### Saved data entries
::::::::::

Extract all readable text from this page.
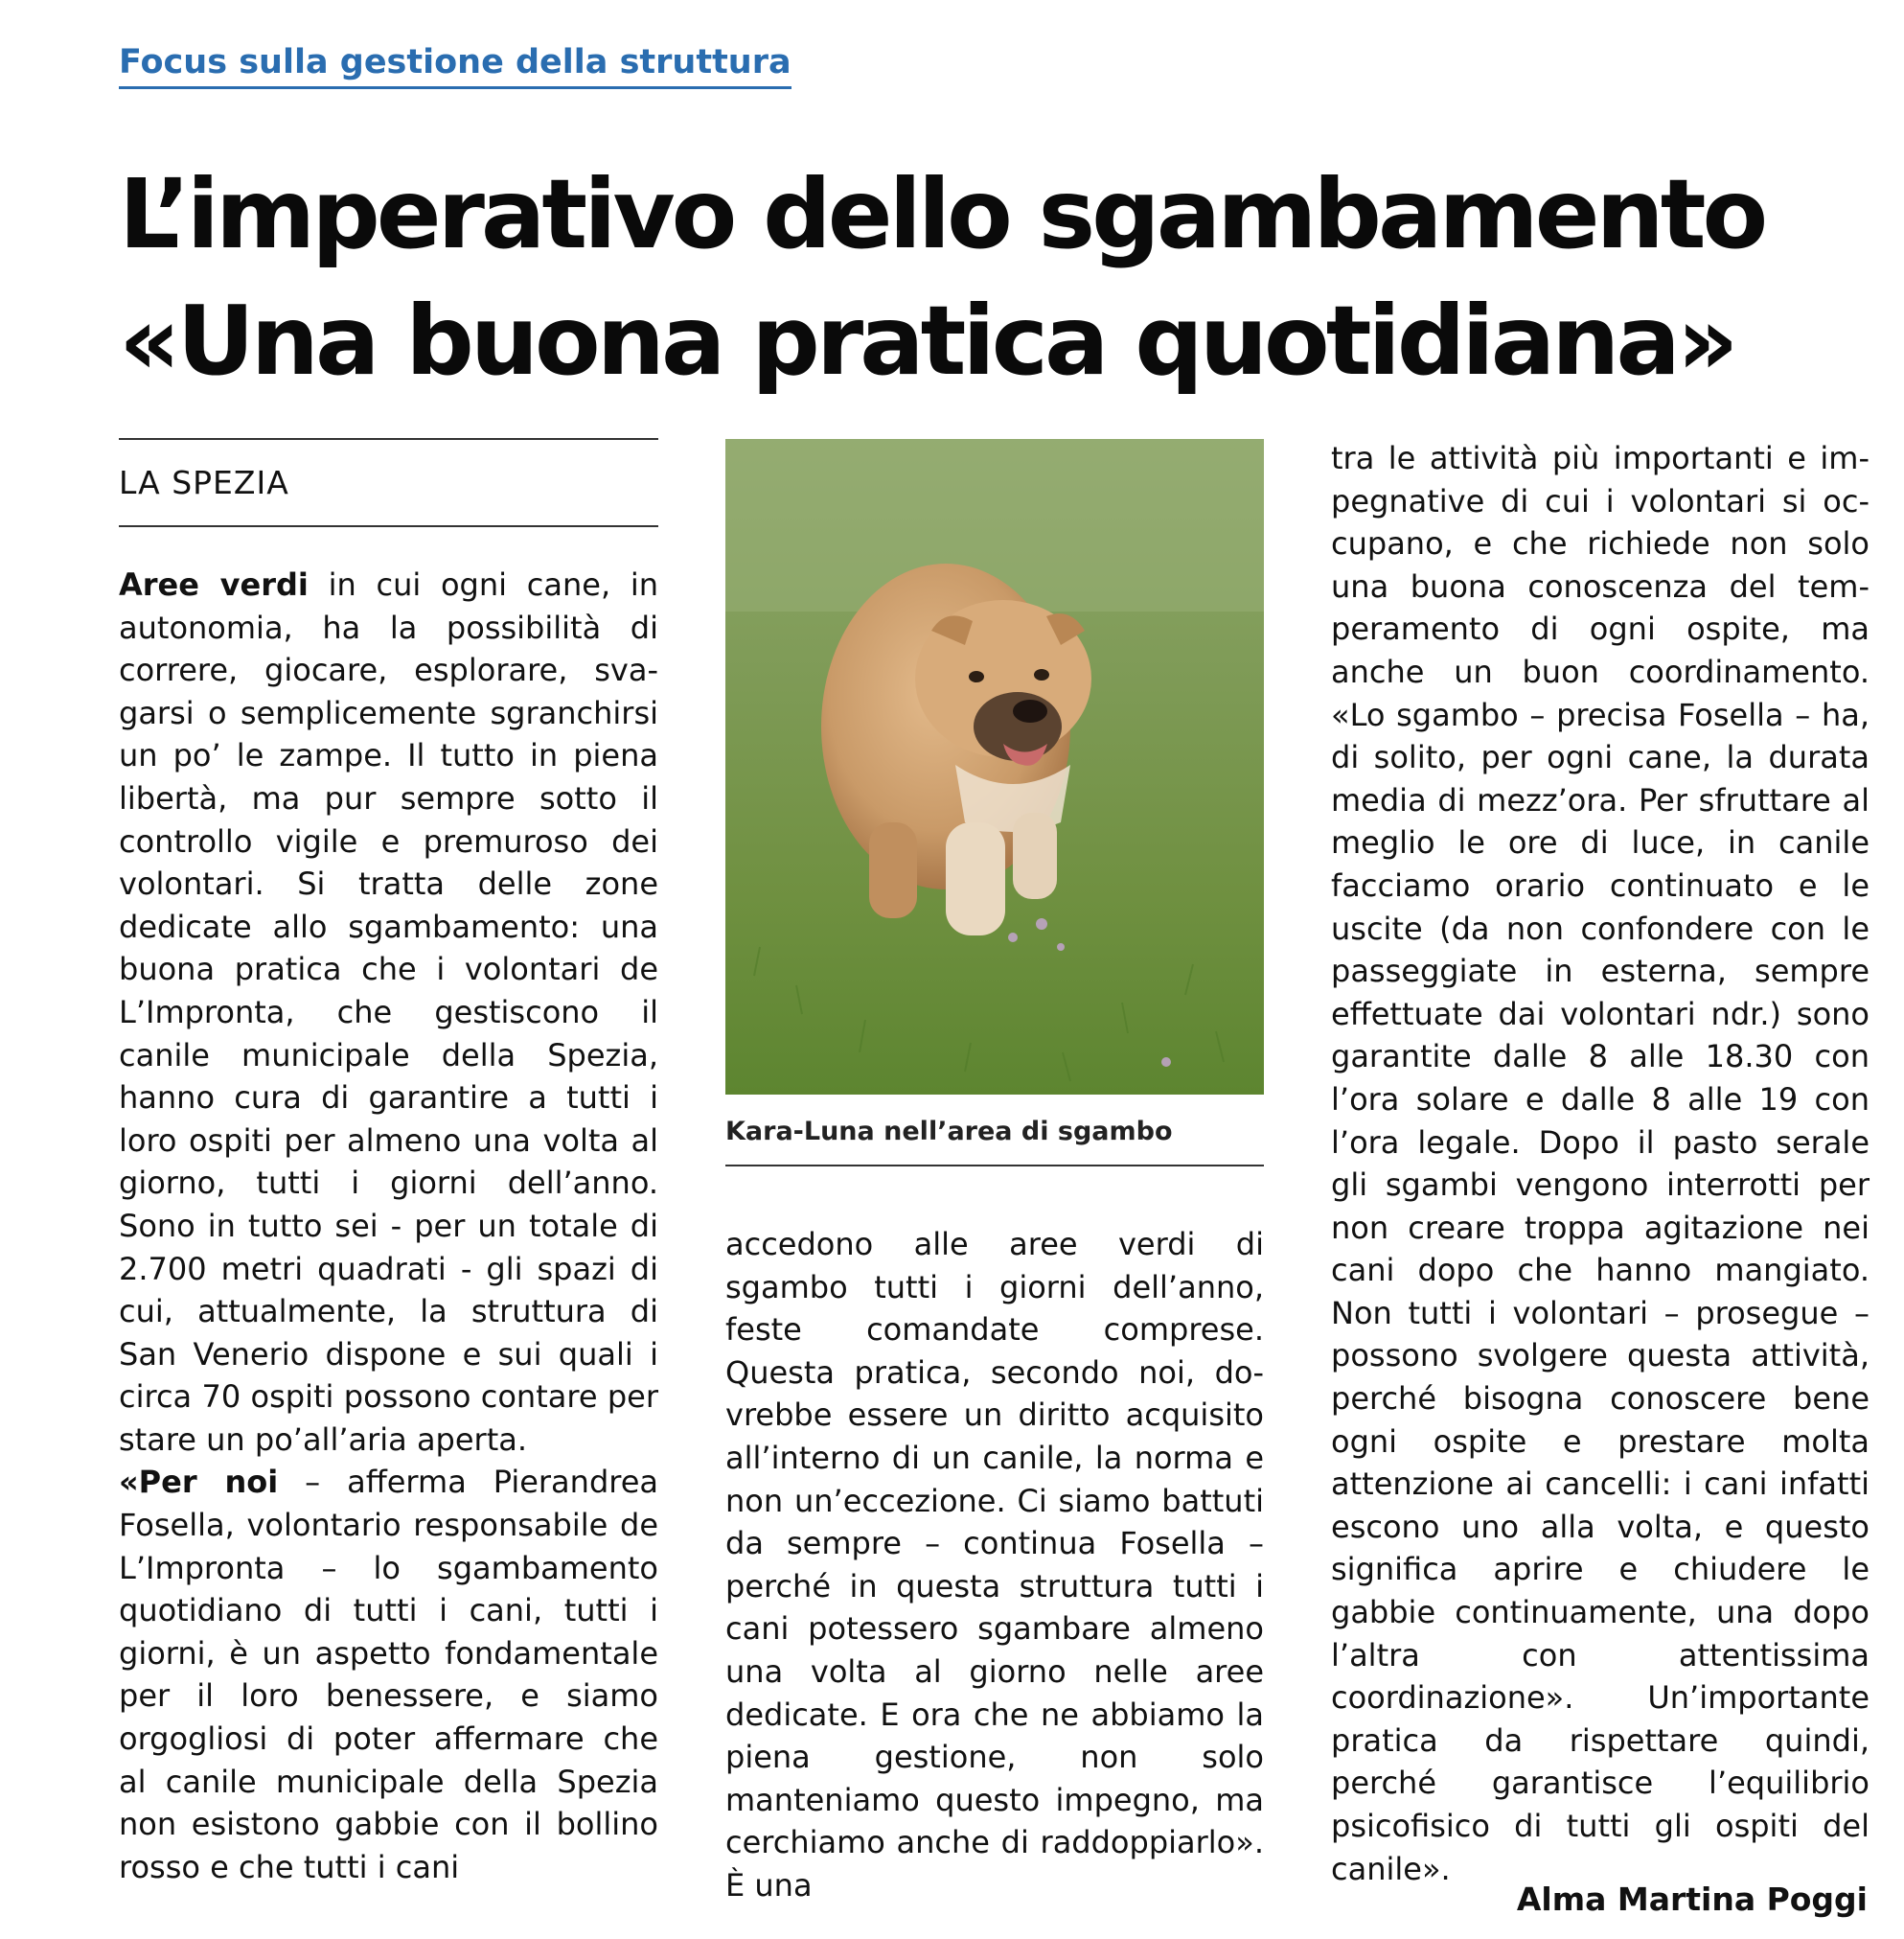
Focus sulla gestione della struttura
L’imperativo dello sgambamento
«Una buona pratica quotidiana»
LA SPEZIA

Aree verdi in cui ogni cane, in autonomia, ha la possibilità di correre, giocare, esplorare, svagarsi o semplicemente sgranchirsi un po’ le zampe. Il tutto in piena libertà, ma pur sempre sotto il controllo vigile e premuroso dei volontari. Si tratta delle zone dedicate allo sgambamento: una buona pratica che i volontari de L’Impronta, che gestiscono il canile municipale della Spezia, hanno cura di garantire a tutti i loro ospiti per almeno una volta al giorno, tutti i giorni dell’anno. Sono in tutto sei - per un totale di 2.700 metri quadrati - gli spazi di cui, attualmente, la struttura di San Venerio dispone e sui quali i circa 70 ospiti possono contare per stare un po’all’aria aperta.

«Per noi – afferma Pierandrea Fosella, volontario responsabile de L’Impronta – lo sgambamento quotidiano di tutti i cani, tutti i giorni, è un aspetto fondamentale per il loro benessere, e siamo orgogliosi di poter affermare che al canile municipale della Spezia non esistono gabbie con il bollino rosso e che tutti i cani

Kara-Luna nell’area di sgambo

accedono alle aree verdi di sgambo tutti i giorni dell’anno, feste comandate comprese. Questa pratica, secondo noi, dovrebbe essere un diritto acquisito all’interno di un canile, la norma e non un’eccezione. Ci siamo battuti da sempre – continua Fosella – perché in questa struttura tutti i cani potessero sgambare almeno una volta al giorno nelle aree dedicate. E ora che ne abbiamo la piena gestione, non solo manteniamo questo impegno, ma cerchiamo anche di raddoppiarlo». È una

tra le attività più importanti e impegnative di cui i volontari si occupano, e che richiede non solo una buona conoscenza del temperamento di ogni ospite, ma anche un buon coordinamento. «Lo sgambo – precisa Fosella – ha, di solito, per ogni cane, la durata media di mezz’ora. Per sfruttare al meglio le ore di luce, in canile facciamo orario continuato e le uscite (da non confondere con le passeggiate in esterna, sempre effettuate dai volontari ndr.) sono garantite dalle 8 alle 18.30 con l’ora solare e dalle 8 alle 19 con l’ora legale. Dopo il pasto serale gli sgambi vengono interrotti per non creare troppa agitazione nei cani dopo che hanno mangiato. Non tutti i volontari – prosegue – possono svolgere questa attività, perché bisogna conoscere bene ogni ospite e prestare molta attenzione ai cancelli: i cani infatti escono uno alla volta, e questo significa aprire e chiudere le gabbie continuamente, una dopo l’altra con attentissima coordinazione». Un’importante pratica da rispettare quindi, perché garantisce l’equilibrio psicofisico di tutti gli ospiti del canile».

Alma Martina Poggi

::::::::::

### What you need to do
From the material above, reproduce everything verbatim except the pictures.

### Response to the exercise
Extract all readable text from this page.
Focus sulla gestione della struttura
L’imperativo dello sgambamento
«Una buona pratica quotidiana»
LA SPEZIA

Aree verdi in cui ogni cane, in autonomia, ha la possibilità di correre, giocare, esplorare, svagarsi o semplicemente sgranchirsi un po’ le zampe. Il tutto in piena libertà, ma pur sempre sotto il controllo vigile e premuroso dei volontari. Si tratta delle zone dedicate allo sgambamento: una buona pratica che i volontari de L’Impronta, che gestiscono il canile municipale della Spezia, hanno cura di garantire a tutti i loro ospiti per almeno una volta al giorno, tutti i giorni dell’anno. Sono in tutto sei - per un totale di 2.700 metri quadrati - gli spazi di cui, attualmente, la struttura di San Venerio dispone e sui quali i circa 70 ospiti possono contare per stare un po’all’aria aperta.

«Per noi – afferma Pierandrea Fosella, volontario responsabile de L’Impronta – lo sgambamento quotidiano di tutti i cani, tutti i giorni, è un aspetto fondamentale per il loro benessere, e siamo orgogliosi di poter affermare che al canile municipale della Spezia non esistono gabbie con il bollino rosso e che tutti i cani

Kara-Luna nell’area di sgambo

accedono alle aree verdi di sgambo tutti i giorni dell’anno, feste comandate comprese. Questa pratica, secondo noi, dovrebbe essere un diritto acquisito all’interno di un canile, la norma e non un’eccezione. Ci siamo battuti da sempre – continua Fosella – perché in questa struttura tutti i cani potessero sgambare almeno una volta al giorno nelle aree dedicate. E ora che ne abbiamo la piena gestione, non solo manteniamo questo impegno, ma cerchiamo anche di raddoppiarlo». È una

tra le attività più importanti e impegnative di cui i volontari si occupano, e che richiede non solo una buona conoscenza del temperamento di ogni ospite, ma anche un buon coordinamento. «Lo sgambo – precisa Fosella – ha, di solito, per ogni cane, la durata media di mezz’ora. Per sfruttare al meglio le ore di luce, in canile facciamo orario continuato e le uscite (da non confondere con le passeggiate in esterna, sempre effettuate dai volontari ndr.) sono garantite dalle 8 alle 18.30 con l’ora solare e dalle 8 alle 19 con l’ora legale. Dopo il pasto serale gli sgambi vengono interrotti per non creare troppa agitazione nei cani dopo che hanno mangiato. Non tutti i volontari – prosegue – possono svolgere questa attività, perché bisogna conoscere bene ogni ospite e prestare molta attenzione ai cancelli: i cani infatti escono uno alla volta, e questo significa aprire e chiudere le gabbie continuamente, una dopo l’altra con attentissima coordinazione». Un’importante pratica da rispettare quindi, perché garantisce l’equilibrio psicofisico di tutti gli ospiti del canile».

Alma Martina Poggi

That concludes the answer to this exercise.